Stated problem -
Pick out each line containing the string "Operating".

>> START Exercise inputs

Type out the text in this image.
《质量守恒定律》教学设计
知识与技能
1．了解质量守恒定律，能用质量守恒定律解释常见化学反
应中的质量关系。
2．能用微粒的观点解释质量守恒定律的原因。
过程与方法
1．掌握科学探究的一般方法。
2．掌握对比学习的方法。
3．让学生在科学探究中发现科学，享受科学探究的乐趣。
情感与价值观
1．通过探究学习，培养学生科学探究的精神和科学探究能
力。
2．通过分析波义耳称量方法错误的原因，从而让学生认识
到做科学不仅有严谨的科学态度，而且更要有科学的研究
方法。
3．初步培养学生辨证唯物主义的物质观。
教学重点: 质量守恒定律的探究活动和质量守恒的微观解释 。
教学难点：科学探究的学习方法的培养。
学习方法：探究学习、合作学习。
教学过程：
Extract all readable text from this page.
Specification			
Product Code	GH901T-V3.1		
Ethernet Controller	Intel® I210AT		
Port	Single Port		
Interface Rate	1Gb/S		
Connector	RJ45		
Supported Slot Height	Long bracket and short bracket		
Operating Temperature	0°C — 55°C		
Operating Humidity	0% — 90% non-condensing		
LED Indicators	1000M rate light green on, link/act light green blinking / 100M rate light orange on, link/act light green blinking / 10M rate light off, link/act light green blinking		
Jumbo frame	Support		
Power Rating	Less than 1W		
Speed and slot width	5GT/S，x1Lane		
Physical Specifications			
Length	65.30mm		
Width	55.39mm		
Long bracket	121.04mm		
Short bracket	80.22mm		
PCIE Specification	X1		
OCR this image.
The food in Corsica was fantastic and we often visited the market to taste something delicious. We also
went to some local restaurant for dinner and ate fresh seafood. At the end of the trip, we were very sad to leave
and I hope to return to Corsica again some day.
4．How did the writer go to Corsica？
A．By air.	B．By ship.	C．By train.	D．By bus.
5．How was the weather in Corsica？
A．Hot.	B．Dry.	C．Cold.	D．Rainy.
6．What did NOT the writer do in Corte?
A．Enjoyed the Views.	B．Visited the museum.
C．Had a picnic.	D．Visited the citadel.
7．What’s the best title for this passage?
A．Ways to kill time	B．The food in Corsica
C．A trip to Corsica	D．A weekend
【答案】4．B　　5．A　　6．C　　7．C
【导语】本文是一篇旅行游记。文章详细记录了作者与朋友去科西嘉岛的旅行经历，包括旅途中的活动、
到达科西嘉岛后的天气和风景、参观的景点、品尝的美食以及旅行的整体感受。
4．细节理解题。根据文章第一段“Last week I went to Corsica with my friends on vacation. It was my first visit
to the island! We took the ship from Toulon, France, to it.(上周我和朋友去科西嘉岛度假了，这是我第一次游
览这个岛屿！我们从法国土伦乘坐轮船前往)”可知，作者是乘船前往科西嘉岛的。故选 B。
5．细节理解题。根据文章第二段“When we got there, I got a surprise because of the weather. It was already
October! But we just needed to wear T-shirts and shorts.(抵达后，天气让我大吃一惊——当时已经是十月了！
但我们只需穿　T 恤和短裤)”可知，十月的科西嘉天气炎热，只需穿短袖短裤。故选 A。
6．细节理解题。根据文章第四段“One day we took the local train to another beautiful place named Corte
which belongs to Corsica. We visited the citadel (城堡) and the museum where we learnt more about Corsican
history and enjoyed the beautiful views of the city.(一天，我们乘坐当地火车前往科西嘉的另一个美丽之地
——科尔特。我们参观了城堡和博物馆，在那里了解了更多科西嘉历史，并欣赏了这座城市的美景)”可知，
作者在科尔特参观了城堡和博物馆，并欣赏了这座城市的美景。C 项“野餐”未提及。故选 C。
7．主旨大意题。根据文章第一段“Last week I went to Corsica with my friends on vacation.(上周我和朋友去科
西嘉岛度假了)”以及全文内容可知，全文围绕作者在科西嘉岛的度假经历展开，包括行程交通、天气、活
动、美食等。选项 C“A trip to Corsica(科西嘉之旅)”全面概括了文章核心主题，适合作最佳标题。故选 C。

>> END Exercise inputs

Task result -
Operating Temperature	0°C — 55°C		
Operating Humidity	0% — 90% non-condensing		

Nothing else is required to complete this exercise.